STATED PROBLEM: Transcribe every entry word for word, but skip the images.

INPUT FOR THIS TASK:
--- begin ---

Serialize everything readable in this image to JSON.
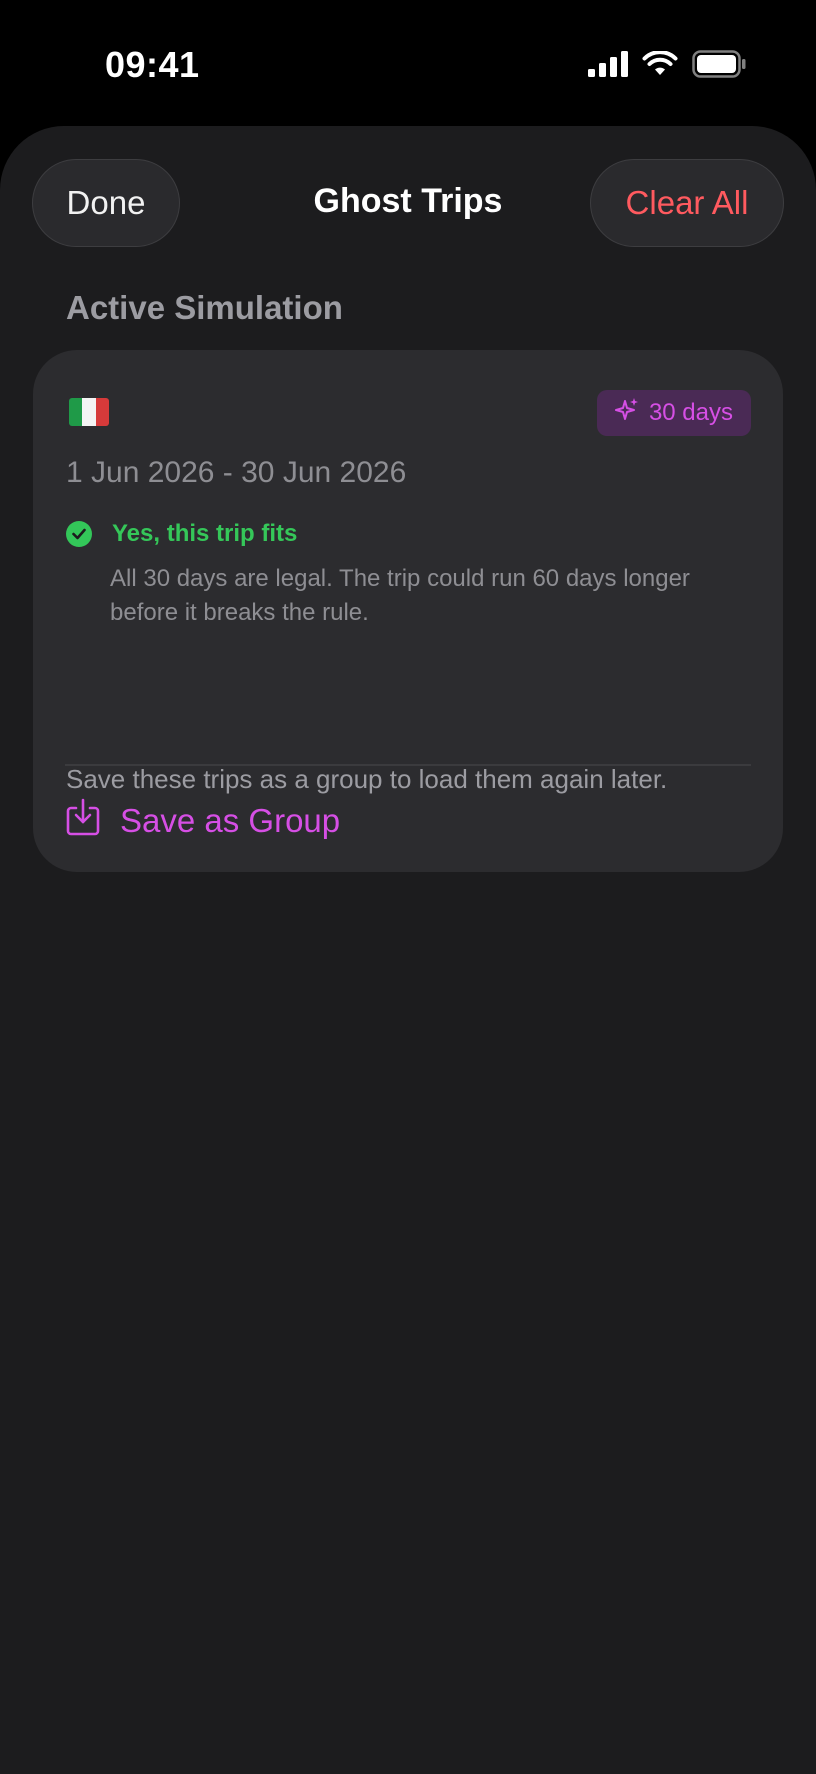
{
  "status": {
    "time": "09:41",
    "icons": [
      "signal-icon",
      "wifi-icon",
      "battery-icon"
    ]
  },
  "nav": {
    "done_label": "Done",
    "title": "Ghost Trips",
    "clear_label": "Clear All"
  },
  "section": {
    "header": "Active Simulation"
  },
  "trip": {
    "flag": "italy-flag-icon",
    "badge_icon": "sparkle-icon",
    "badge_label": "30 days",
    "date_range": "1 Jun 2026 - 30 Jun 2026",
    "fit_title": "Yes, this trip fits",
    "fit_desc": "All 30 days are legal. The trip could run 60 days longer before it breaks the rule.",
    "save_label": "Save as Group"
  },
  "footer": {
    "note": "Save these trips as a group to load them again later."
  },
  "colors": {
    "accent": "#d64fe5",
    "success": "#35c759",
    "danger": "#ff5a5f",
    "sheet_bg": "#1c1c1e",
    "card_bg": "#2c2c2f"
  }
}
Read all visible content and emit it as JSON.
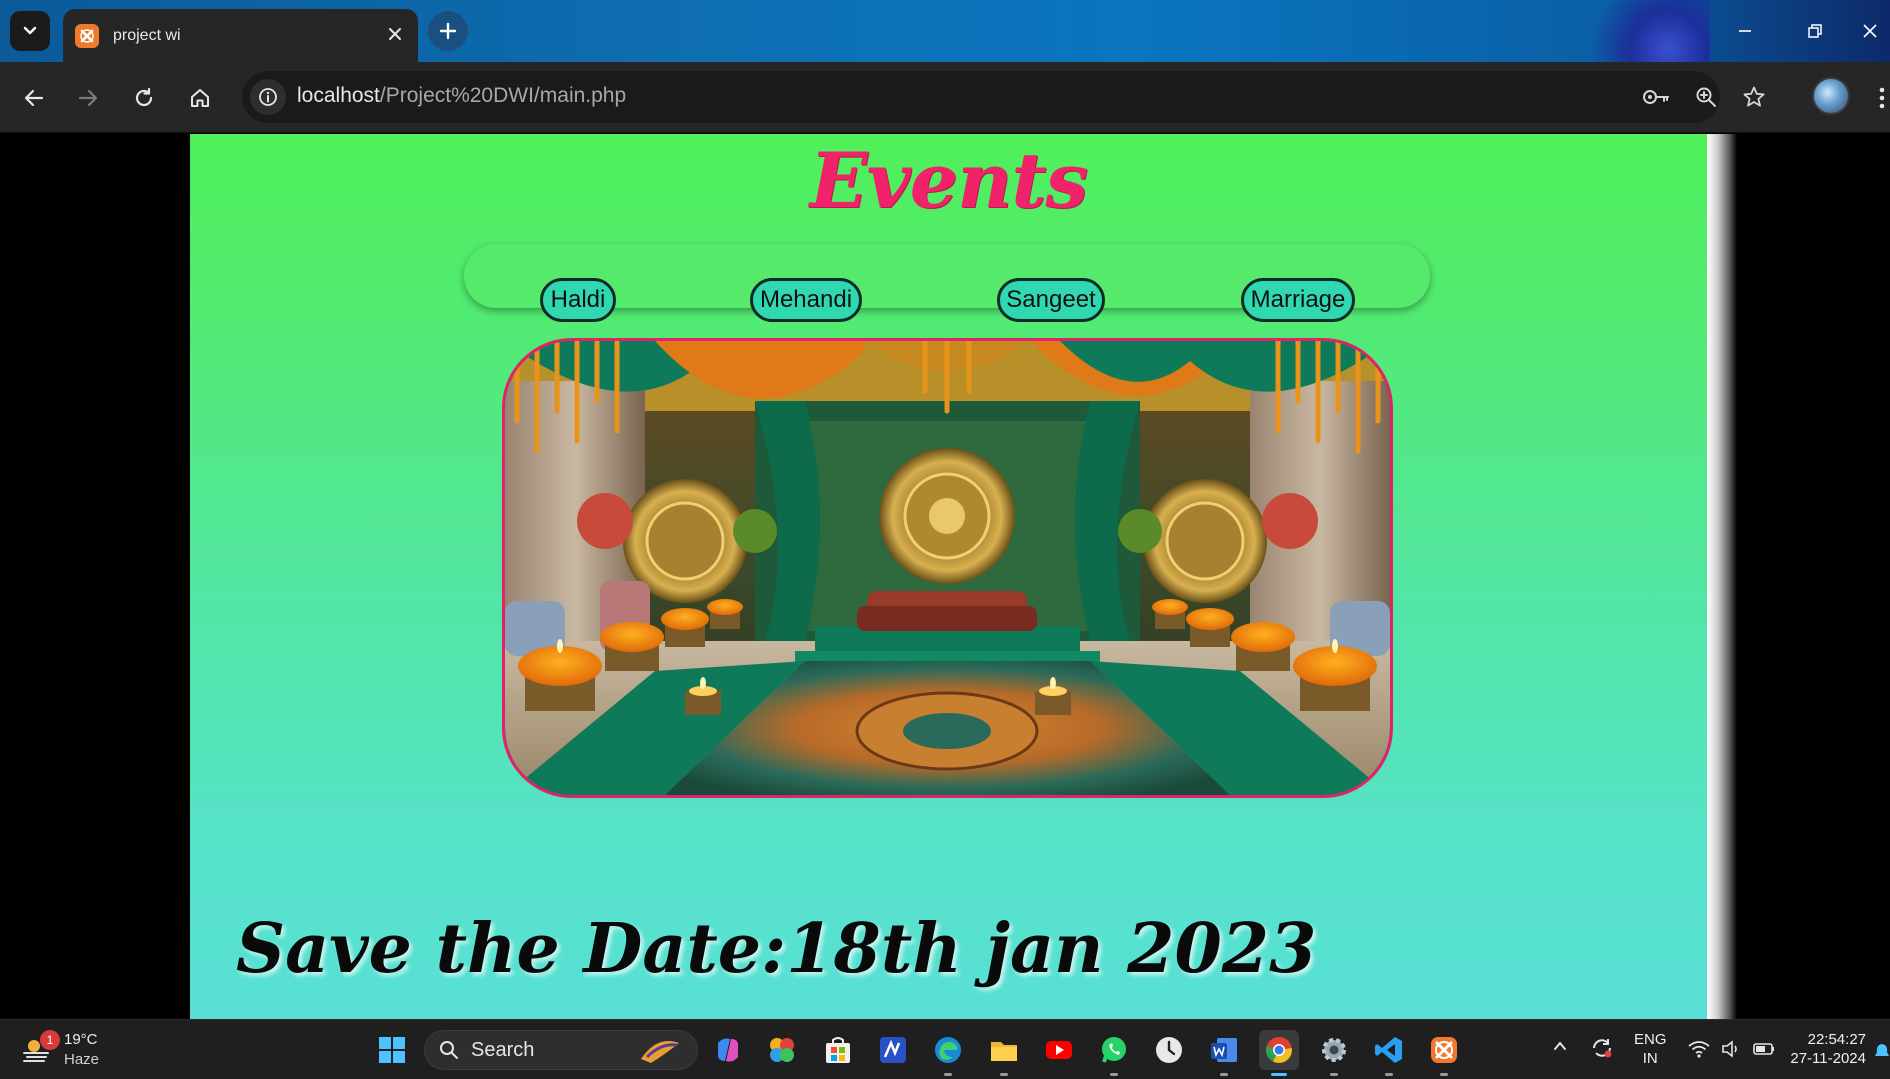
{
  "browser": {
    "tab_title": "project wi",
    "url_host": "localhost",
    "url_path": "/Project%20DWI/main.php"
  },
  "page": {
    "title": "Events",
    "nav": [
      "Haldi",
      "Mehandi",
      "Sangeet",
      "Marriage"
    ],
    "save_the_date": "Save the Date:18th jan 2023",
    "colors": {
      "title": "#f0226a",
      "pill": "#2fd8b0",
      "image_border": "#e0226a",
      "background_top": "#50f05a",
      "background_bottom": "#58e0d6"
    }
  },
  "taskbar": {
    "weather_badge": "1",
    "weather_temp": "19°C",
    "weather_desc": "Haze",
    "search_label": "Search",
    "apps": [
      "windows-start",
      "search",
      "copilot",
      "photos",
      "microsoft-store",
      "ai-app",
      "edge",
      "file-explorer",
      "youtube",
      "whatsapp",
      "clock",
      "word",
      "chrome",
      "settings",
      "vscode",
      "xampp"
    ],
    "lang_line1": "ENG",
    "lang_line2": "IN",
    "time": "22:54:27",
    "date": "27-11-2024"
  }
}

--- end ---

SOLVED EXERCISE:
Serialize everything readable in this image to JSON.
{
  "status": {
    "time": "09:41",
    "icons": [
      "signal-icon",
      "wifi-icon",
      "battery-icon"
    ]
  },
  "nav": {
    "done_label": "Done",
    "title": "Ghost Trips",
    "clear_label": "Clear All"
  },
  "section": {
    "header": "Active Simulation"
  },
  "trip": {
    "flag": "italy-flag-icon",
    "badge_icon": "sparkle-icon",
    "badge_label": "30 days",
    "date_range": "1 Jun 2026 - 30 Jun 2026",
    "fit_title": "Yes, this trip fits",
    "fit_desc": "All 30 days are legal. The trip could run 60 days longer before it breaks the rule.",
    "save_label": "Save as Group"
  },
  "footer": {
    "note": "Save these trips as a group to load them again later."
  },
  "colors": {
    "accent": "#d64fe5",
    "success": "#35c759",
    "danger": "#ff5a5f",
    "sheet_bg": "#1c1c1e",
    "card_bg": "#2c2c2f"
  }
}
Read all visible content and emit it as JSON.
{
  "browser": {
    "tab_title": "project wi",
    "url_host": "localhost",
    "url_path": "/Project%20DWI/main.php"
  },
  "page": {
    "title": "Events",
    "nav": [
      "Haldi",
      "Mehandi",
      "Sangeet",
      "Marriage"
    ],
    "save_the_date": "Save the Date:18th jan 2023",
    "colors": {
      "title": "#f0226a",
      "pill": "#2fd8b0",
      "image_border": "#e0226a",
      "background_top": "#50f05a",
      "background_bottom": "#58e0d6"
    }
  },
  "taskbar": {
    "weather_badge": "1",
    "weather_temp": "19°C",
    "weather_desc": "Haze",
    "search_label": "Search",
    "apps": [
      "windows-start",
      "search",
      "copilot",
      "photos",
      "microsoft-store",
      "ai-app",
      "edge",
      "file-explorer",
      "youtube",
      "whatsapp",
      "clock",
      "word",
      "chrome",
      "settings",
      "vscode",
      "xampp"
    ],
    "lang_line1": "ENG",
    "lang_line2": "IN",
    "time": "22:54:27",
    "date": "27-11-2024"
  }
}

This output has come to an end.